* _EXERCISE AIM_: Start to finish, write out the entries exactly, leaving the pictures aside.

Data entries for graphics:
-.-.-
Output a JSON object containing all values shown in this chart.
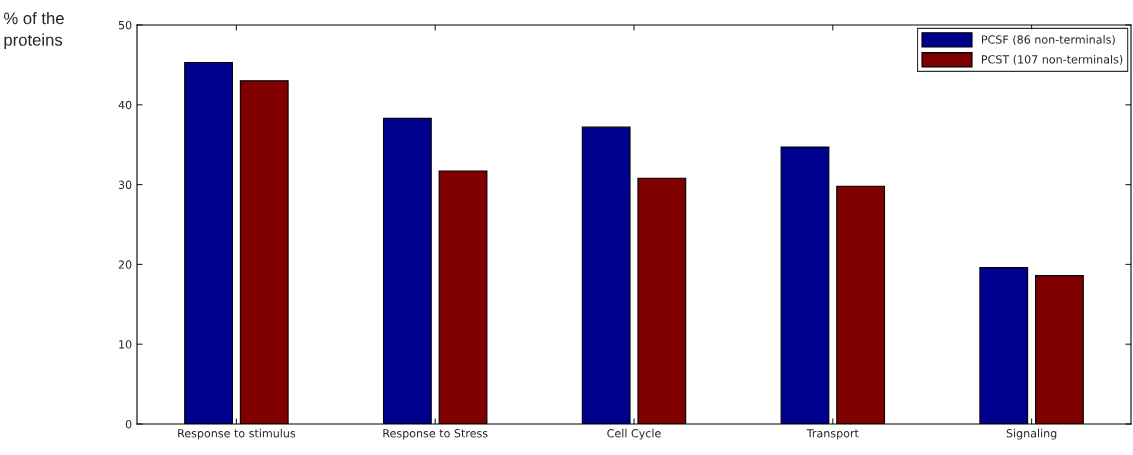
{
  "chart_data": {
    "type": "bar",
    "ylabel": "% of the\nproteins",
    "categories": [
      "Response to stimulus",
      "Response to Stress",
      "Cell Cycle",
      "Transport",
      "Signaling"
    ],
    "series": [
      {
        "name": "PCSF (86 non-terminals)",
        "color": "#00008f",
        "values": [
          45.3,
          38.3,
          37.2,
          34.7,
          19.6
        ]
      },
      {
        "name": "PCST (107 non-terminals)",
        "color": "#800000",
        "values": [
          43.0,
          31.7,
          30.8,
          29.8,
          18.6
        ]
      }
    ],
    "ylim": [
      0,
      50
    ],
    "yticks": [
      0,
      10,
      20,
      30,
      40,
      50
    ],
    "grid": false,
    "legend": "top right"
  }
}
-.-.-
* _TASK RESULT_:
Output a JSON object containing all values shown in this chart.
{
  "chart_data": {
    "type": "bar",
    "ylabel": "% of the\nproteins",
    "categories": [
      "Response to stimulus",
      "Response to Stress",
      "Cell Cycle",
      "Transport",
      "Signaling"
    ],
    "series": [
      {
        "name": "PCSF (86 non-terminals)",
        "color": "#00008f",
        "values": [
          45.3,
          38.3,
          37.2,
          34.7,
          19.6
        ]
      },
      {
        "name": "PCST (107 non-terminals)",
        "color": "#800000",
        "values": [
          43.0,
          31.7,
          30.8,
          29.8,
          18.6
        ]
      }
    ],
    "ylim": [
      0,
      50
    ],
    "yticks": [
      0,
      10,
      20,
      30,
      40,
      50
    ],
    "grid": false,
    "legend": "top right"
  }
}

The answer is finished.